=== The input ===

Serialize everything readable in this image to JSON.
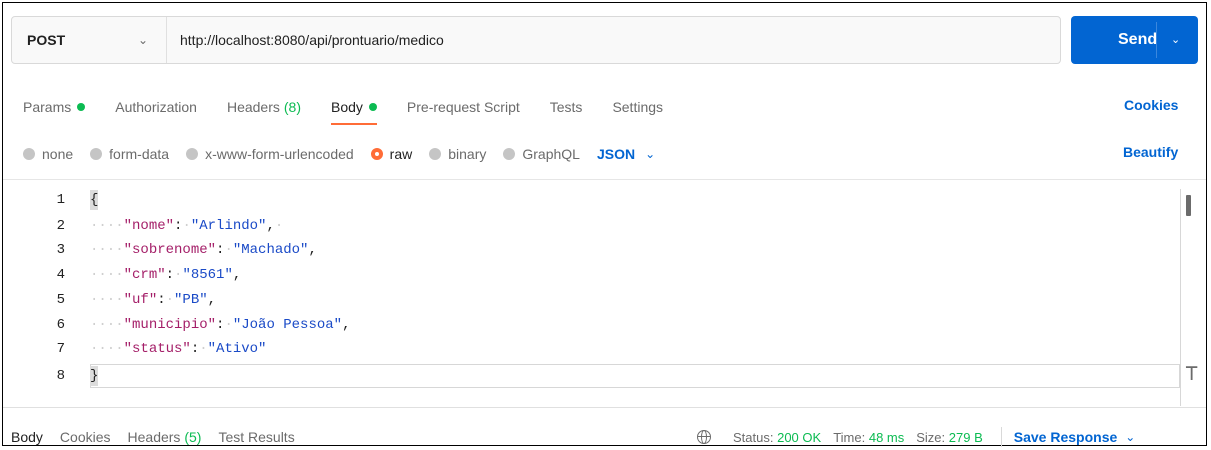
{
  "request": {
    "method": "POST",
    "url": "http://localhost:8080/api/prontuario/medico",
    "send_label": "Send"
  },
  "tabs": [
    {
      "label": "Params",
      "indicator": "dot"
    },
    {
      "label": "Authorization"
    },
    {
      "label": "Headers",
      "count": "(8)"
    },
    {
      "label": "Body",
      "indicator": "dot",
      "active": true
    },
    {
      "label": "Pre-request Script"
    },
    {
      "label": "Tests"
    },
    {
      "label": "Settings"
    }
  ],
  "cookies_label": "Cookies",
  "body_types": [
    "none",
    "form-data",
    "x-www-form-urlencoded",
    "raw",
    "binary",
    "GraphQL"
  ],
  "body_type_selected": "raw",
  "format": "JSON",
  "beautify_label": "Beautify",
  "editor": {
    "line_numbers": [
      "1",
      "2",
      "3",
      "4",
      "5",
      "6",
      "7",
      "8"
    ],
    "lines": [
      {
        "open": "{"
      },
      {
        "key": "\"nome\"",
        "value": "\"Arlindo\"",
        "trail": ",",
        "trail_ws": true
      },
      {
        "key": "\"sobrenome\"",
        "value": "\"Machado\"",
        "trail": ","
      },
      {
        "key": "\"crm\"",
        "value": "\"8561\"",
        "trail": ","
      },
      {
        "key": "\"uf\"",
        "value": "\"PB\"",
        "trail": ","
      },
      {
        "key": "\"municipio\"",
        "value": "\"João Pessoa\"",
        "trail": ","
      },
      {
        "key": "\"status\"",
        "value": "\"Ativo\"",
        "trail": ""
      },
      {
        "open": "}"
      }
    ]
  },
  "response": {
    "tabs": [
      {
        "label": "Body",
        "active": true
      },
      {
        "label": "Cookies"
      },
      {
        "label": "Headers",
        "count": "(5)"
      },
      {
        "label": "Test Results"
      }
    ],
    "status_label": "Status:",
    "status_value": "200 OK",
    "time_label": "Time:",
    "time_value": "48 ms",
    "size_label": "Size:",
    "size_value": "279 B",
    "save_label": "Save Response"
  },
  "colors": {
    "accent_blue": "#0265d2",
    "accent_orange": "#ff6c37",
    "success_green": "#0cbb52"
  }
}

===

Return to the listing above and set it down exactly, leaving out its pictures.

Serialize everything readable in this image to JSON.
{
  "request": {
    "method": "POST",
    "url": "http://localhost:8080/api/prontuario/medico",
    "send_label": "Send"
  },
  "tabs": [
    {
      "label": "Params",
      "indicator": "dot"
    },
    {
      "label": "Authorization"
    },
    {
      "label": "Headers",
      "count": "(8)"
    },
    {
      "label": "Body",
      "indicator": "dot",
      "active": true
    },
    {
      "label": "Pre-request Script"
    },
    {
      "label": "Tests"
    },
    {
      "label": "Settings"
    }
  ],
  "cookies_label": "Cookies",
  "body_types": [
    "none",
    "form-data",
    "x-www-form-urlencoded",
    "raw",
    "binary",
    "GraphQL"
  ],
  "body_type_selected": "raw",
  "format": "JSON",
  "beautify_label": "Beautify",
  "editor": {
    "line_numbers": [
      "1",
      "2",
      "3",
      "4",
      "5",
      "6",
      "7",
      "8"
    ],
    "lines": [
      {
        "open": "{"
      },
      {
        "key": "\"nome\"",
        "value": "\"Arlindo\"",
        "trail": ",",
        "trail_ws": true
      },
      {
        "key": "\"sobrenome\"",
        "value": "\"Machado\"",
        "trail": ","
      },
      {
        "key": "\"crm\"",
        "value": "\"8561\"",
        "trail": ","
      },
      {
        "key": "\"uf\"",
        "value": "\"PB\"",
        "trail": ","
      },
      {
        "key": "\"municipio\"",
        "value": "\"João Pessoa\"",
        "trail": ","
      },
      {
        "key": "\"status\"",
        "value": "\"Ativo\"",
        "trail": ""
      },
      {
        "open": "}"
      }
    ]
  },
  "response": {
    "tabs": [
      {
        "label": "Body",
        "active": true
      },
      {
        "label": "Cookies"
      },
      {
        "label": "Headers",
        "count": "(5)"
      },
      {
        "label": "Test Results"
      }
    ],
    "status_label": "Status:",
    "status_value": "200 OK",
    "time_label": "Time:",
    "time_value": "48 ms",
    "size_label": "Size:",
    "size_value": "279 B",
    "save_label": "Save Response"
  },
  "colors": {
    "accent_blue": "#0265d2",
    "accent_orange": "#ff6c37",
    "success_green": "#0cbb52"
  }
}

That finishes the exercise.